▸ **Data shown**
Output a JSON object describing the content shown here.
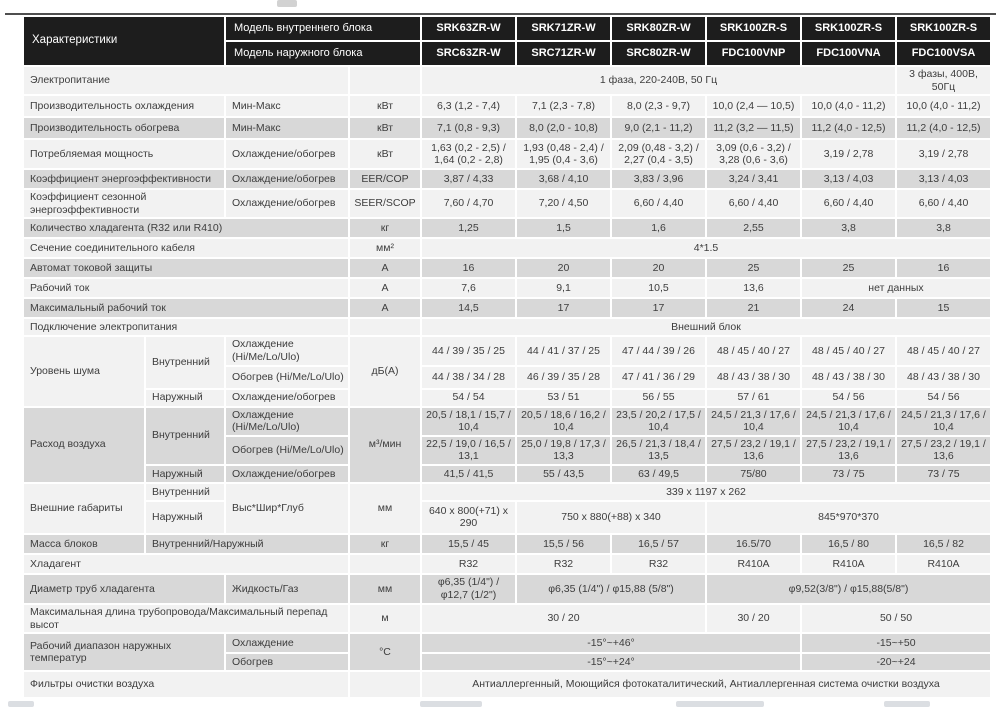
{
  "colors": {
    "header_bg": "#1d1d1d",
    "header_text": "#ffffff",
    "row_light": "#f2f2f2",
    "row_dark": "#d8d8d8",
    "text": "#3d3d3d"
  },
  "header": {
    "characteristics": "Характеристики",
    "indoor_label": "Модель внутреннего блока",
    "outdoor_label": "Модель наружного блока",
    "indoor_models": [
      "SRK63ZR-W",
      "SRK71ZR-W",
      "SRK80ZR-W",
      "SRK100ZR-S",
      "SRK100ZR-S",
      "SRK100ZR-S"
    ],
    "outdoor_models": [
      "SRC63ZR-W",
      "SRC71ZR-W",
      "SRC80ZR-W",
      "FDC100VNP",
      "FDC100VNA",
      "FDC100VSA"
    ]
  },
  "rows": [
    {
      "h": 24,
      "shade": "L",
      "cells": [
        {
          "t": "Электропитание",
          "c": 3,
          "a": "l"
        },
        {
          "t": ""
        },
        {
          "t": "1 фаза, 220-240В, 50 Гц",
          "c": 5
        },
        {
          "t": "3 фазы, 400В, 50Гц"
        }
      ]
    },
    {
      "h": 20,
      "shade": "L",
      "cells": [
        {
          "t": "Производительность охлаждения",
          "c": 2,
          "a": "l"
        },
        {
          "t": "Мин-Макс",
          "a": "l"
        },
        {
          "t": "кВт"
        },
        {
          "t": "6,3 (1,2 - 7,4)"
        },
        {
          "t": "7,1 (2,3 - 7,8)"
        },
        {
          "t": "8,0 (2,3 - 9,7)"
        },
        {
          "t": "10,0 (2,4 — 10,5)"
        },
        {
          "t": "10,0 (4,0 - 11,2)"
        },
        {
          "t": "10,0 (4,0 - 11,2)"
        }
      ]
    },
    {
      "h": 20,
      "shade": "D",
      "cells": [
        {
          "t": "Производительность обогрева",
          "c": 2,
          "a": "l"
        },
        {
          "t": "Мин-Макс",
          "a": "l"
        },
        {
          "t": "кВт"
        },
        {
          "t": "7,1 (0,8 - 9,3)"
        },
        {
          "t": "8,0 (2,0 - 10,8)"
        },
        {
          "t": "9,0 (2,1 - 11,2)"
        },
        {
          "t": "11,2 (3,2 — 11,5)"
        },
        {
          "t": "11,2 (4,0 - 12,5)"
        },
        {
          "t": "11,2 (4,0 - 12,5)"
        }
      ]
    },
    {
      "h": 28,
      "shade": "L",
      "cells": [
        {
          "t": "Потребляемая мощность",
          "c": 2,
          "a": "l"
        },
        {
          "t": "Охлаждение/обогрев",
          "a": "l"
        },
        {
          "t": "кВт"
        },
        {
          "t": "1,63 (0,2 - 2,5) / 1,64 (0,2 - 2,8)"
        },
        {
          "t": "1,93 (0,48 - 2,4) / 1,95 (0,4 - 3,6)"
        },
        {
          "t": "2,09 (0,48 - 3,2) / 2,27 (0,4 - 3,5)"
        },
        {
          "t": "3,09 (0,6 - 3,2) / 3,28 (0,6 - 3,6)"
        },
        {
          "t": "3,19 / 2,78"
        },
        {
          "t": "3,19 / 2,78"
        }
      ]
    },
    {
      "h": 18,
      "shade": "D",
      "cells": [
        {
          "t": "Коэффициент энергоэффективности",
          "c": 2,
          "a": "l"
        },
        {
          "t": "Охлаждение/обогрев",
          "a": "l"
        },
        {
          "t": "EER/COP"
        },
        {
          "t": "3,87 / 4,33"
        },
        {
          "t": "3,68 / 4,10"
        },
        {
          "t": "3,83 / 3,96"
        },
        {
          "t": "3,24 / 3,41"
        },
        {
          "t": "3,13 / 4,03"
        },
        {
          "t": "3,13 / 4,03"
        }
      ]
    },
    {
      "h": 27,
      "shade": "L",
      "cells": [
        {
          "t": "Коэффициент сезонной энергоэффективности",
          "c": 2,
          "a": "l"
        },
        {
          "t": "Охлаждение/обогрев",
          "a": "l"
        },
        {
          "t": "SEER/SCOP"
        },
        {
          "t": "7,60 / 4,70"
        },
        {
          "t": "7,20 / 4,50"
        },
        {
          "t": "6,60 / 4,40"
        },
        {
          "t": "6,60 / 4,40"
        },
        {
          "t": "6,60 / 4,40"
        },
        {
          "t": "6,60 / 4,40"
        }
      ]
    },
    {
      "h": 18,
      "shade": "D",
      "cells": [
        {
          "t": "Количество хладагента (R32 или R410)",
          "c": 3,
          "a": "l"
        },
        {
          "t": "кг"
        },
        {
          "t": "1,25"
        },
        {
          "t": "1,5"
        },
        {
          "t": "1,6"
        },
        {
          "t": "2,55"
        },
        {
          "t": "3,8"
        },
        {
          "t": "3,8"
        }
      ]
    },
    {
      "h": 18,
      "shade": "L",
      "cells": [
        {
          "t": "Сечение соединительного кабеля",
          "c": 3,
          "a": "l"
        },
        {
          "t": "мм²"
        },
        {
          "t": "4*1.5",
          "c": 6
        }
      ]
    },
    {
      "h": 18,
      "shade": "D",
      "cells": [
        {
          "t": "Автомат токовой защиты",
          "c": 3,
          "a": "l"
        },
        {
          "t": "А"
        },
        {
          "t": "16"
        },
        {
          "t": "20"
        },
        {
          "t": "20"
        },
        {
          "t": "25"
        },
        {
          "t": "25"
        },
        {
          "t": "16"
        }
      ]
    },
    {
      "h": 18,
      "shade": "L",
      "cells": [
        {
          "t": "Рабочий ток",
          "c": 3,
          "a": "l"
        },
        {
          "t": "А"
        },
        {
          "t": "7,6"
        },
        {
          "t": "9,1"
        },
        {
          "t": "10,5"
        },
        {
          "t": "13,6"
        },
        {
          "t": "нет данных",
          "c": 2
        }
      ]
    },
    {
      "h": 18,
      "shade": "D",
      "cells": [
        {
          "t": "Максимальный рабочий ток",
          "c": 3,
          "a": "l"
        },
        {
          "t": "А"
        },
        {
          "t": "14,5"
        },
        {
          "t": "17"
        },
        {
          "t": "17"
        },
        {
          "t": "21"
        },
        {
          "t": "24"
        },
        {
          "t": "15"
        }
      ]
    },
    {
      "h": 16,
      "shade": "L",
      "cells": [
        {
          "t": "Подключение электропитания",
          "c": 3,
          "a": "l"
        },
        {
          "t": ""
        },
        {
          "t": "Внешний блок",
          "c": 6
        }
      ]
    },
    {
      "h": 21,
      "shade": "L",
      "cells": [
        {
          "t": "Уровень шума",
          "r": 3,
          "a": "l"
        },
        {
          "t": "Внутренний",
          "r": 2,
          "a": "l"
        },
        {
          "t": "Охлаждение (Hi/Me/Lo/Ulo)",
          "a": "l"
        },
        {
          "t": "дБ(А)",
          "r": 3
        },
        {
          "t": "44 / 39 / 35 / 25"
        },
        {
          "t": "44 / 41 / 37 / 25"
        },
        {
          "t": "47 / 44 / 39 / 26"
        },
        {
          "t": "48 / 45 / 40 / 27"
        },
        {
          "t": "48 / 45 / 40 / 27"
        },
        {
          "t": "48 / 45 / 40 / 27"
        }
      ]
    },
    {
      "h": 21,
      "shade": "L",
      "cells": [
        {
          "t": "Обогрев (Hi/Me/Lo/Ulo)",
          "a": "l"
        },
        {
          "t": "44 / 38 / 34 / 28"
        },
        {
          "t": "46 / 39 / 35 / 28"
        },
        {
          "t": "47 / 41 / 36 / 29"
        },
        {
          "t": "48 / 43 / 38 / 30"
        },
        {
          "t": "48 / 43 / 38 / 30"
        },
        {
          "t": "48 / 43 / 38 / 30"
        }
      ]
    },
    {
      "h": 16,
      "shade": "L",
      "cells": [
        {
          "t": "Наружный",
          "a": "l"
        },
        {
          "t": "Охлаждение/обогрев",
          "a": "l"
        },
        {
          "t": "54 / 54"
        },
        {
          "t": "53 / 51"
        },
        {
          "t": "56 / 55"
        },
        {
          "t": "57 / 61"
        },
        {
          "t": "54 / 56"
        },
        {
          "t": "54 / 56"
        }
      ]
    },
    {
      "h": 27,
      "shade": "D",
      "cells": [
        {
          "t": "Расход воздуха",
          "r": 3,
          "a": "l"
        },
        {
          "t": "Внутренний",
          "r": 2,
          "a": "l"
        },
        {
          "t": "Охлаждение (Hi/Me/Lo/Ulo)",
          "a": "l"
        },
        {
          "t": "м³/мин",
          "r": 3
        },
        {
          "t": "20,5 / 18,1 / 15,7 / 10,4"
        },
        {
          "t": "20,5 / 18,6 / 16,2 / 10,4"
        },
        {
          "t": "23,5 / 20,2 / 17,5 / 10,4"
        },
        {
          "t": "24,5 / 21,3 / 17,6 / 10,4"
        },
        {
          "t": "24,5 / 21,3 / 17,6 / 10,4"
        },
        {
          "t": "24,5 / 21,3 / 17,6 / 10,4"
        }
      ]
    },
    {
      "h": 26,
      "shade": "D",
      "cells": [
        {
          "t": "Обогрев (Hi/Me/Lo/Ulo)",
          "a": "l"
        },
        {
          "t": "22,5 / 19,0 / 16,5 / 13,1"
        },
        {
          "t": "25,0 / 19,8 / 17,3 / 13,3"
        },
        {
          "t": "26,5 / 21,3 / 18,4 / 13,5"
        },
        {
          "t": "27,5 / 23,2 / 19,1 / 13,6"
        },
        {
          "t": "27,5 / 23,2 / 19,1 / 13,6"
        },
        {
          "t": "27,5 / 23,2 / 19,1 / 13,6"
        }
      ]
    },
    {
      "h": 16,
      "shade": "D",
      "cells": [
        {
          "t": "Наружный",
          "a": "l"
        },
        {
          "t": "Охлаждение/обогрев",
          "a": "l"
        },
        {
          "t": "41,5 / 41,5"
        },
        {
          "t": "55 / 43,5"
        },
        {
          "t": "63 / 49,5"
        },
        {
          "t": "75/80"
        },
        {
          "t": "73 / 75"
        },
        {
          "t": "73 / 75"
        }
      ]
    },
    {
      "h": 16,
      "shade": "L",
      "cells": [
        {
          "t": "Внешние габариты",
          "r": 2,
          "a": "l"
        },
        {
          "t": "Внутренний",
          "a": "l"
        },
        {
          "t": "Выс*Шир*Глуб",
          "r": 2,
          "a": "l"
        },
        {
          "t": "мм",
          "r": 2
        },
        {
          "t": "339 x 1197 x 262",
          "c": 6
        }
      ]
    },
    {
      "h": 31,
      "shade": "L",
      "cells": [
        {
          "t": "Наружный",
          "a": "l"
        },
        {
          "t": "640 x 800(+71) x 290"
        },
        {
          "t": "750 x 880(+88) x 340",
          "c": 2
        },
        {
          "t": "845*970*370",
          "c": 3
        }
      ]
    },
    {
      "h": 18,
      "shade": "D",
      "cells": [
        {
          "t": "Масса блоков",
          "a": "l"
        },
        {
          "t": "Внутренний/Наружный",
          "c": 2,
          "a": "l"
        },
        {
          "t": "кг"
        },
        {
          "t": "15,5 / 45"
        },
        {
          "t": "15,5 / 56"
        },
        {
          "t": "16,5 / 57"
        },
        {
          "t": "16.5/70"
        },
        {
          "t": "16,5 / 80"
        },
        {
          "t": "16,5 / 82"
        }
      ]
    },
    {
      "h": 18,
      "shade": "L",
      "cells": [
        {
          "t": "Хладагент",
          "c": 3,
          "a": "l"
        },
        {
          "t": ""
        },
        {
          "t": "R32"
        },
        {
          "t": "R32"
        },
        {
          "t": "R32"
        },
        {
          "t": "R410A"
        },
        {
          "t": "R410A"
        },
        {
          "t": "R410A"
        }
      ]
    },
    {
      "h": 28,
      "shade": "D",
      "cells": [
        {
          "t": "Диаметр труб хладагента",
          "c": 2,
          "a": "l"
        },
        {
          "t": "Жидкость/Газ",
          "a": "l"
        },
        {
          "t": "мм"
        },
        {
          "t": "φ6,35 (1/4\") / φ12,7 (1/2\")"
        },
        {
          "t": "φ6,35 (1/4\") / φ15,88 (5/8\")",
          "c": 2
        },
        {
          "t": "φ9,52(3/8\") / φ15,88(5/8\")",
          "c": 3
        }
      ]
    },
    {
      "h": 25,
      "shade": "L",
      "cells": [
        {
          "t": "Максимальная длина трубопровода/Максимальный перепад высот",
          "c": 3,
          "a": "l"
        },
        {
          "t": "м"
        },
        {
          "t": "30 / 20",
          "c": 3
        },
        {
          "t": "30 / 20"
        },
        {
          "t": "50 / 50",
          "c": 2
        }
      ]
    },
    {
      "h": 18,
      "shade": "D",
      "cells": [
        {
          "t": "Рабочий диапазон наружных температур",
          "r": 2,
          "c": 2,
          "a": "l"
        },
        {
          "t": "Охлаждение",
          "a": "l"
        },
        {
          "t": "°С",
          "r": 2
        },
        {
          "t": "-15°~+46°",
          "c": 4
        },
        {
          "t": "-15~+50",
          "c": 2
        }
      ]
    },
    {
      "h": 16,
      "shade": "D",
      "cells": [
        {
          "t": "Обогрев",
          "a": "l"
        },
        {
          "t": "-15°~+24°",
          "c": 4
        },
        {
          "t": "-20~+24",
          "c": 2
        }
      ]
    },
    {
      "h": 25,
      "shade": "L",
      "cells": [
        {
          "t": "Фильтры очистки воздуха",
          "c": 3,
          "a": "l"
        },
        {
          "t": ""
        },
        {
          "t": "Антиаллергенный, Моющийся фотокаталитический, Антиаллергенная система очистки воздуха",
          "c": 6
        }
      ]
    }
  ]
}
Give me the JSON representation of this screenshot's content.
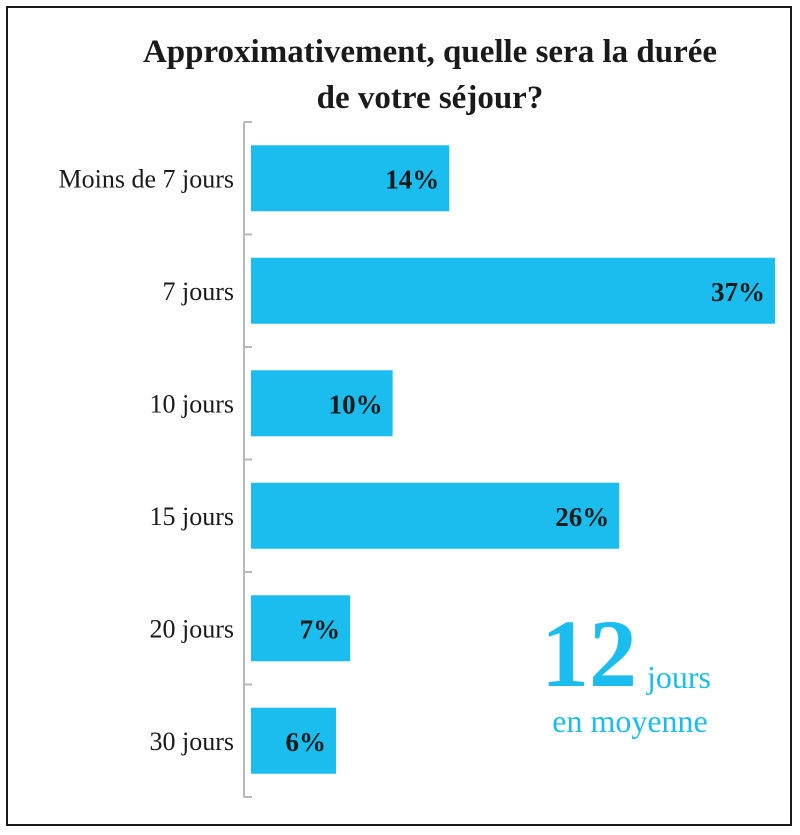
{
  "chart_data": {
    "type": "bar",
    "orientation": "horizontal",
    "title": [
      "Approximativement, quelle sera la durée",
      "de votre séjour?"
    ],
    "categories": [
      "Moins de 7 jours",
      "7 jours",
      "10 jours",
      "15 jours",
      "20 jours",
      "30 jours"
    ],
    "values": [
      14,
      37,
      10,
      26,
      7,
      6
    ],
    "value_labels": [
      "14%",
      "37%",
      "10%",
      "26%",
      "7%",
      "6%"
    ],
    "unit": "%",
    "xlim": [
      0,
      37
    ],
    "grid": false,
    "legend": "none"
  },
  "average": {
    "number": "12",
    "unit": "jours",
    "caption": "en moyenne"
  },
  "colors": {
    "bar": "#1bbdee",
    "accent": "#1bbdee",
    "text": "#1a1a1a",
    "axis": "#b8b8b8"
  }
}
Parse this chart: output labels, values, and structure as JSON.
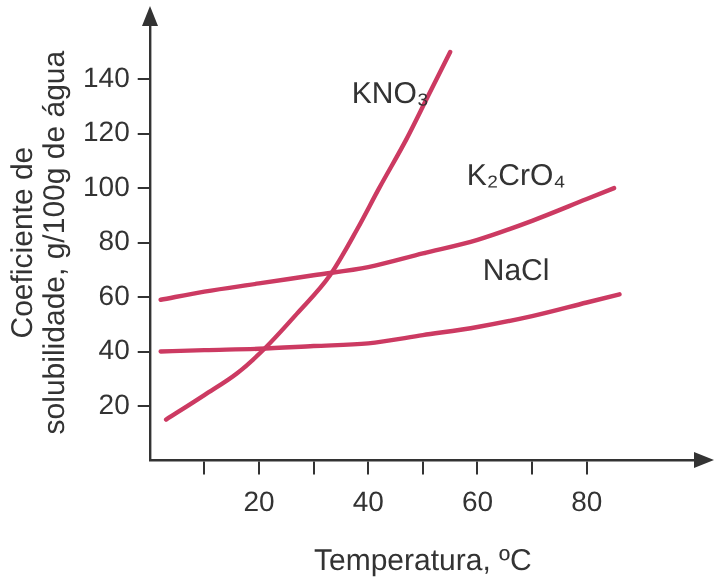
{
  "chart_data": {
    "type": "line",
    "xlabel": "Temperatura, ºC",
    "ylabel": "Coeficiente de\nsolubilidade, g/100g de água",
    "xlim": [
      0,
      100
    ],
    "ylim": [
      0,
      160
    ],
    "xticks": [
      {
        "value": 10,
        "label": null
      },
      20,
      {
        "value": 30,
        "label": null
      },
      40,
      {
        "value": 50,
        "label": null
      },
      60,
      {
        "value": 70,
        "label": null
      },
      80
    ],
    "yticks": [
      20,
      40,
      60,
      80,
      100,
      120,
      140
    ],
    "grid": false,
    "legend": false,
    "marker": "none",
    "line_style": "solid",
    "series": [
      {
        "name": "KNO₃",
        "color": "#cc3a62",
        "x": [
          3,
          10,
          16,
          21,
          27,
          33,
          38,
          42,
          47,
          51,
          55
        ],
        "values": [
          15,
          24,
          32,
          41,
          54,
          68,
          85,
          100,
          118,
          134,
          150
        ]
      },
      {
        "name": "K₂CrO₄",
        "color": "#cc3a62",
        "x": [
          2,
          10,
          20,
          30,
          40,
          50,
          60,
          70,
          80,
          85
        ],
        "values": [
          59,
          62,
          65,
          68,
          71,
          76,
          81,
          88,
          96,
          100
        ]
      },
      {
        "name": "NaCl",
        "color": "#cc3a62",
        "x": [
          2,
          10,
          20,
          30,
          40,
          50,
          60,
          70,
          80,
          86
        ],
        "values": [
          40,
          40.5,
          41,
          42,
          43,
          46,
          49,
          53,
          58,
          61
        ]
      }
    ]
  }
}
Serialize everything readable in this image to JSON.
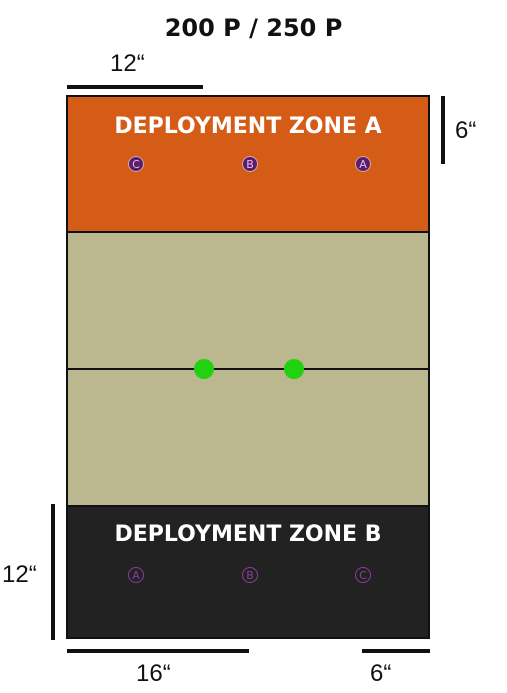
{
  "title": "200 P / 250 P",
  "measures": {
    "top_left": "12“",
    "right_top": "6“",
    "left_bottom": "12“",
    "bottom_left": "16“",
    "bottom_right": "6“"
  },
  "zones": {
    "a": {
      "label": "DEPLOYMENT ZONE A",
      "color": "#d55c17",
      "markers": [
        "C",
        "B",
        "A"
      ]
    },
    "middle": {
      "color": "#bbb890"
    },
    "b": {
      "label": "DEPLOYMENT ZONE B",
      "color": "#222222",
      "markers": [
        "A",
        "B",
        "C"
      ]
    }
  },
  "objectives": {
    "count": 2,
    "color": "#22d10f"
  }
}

▸ **Stated problem**
Pick out and copy the lines of the material that include the word "JSON".

▸ **Written reply**
Output a JSON object describing the content shown here.
Give me the JSON representation of this screenshot's content.
Parse this chart: output labels, values, and structure as JSON.
Serialize everything readable in this image to JSON.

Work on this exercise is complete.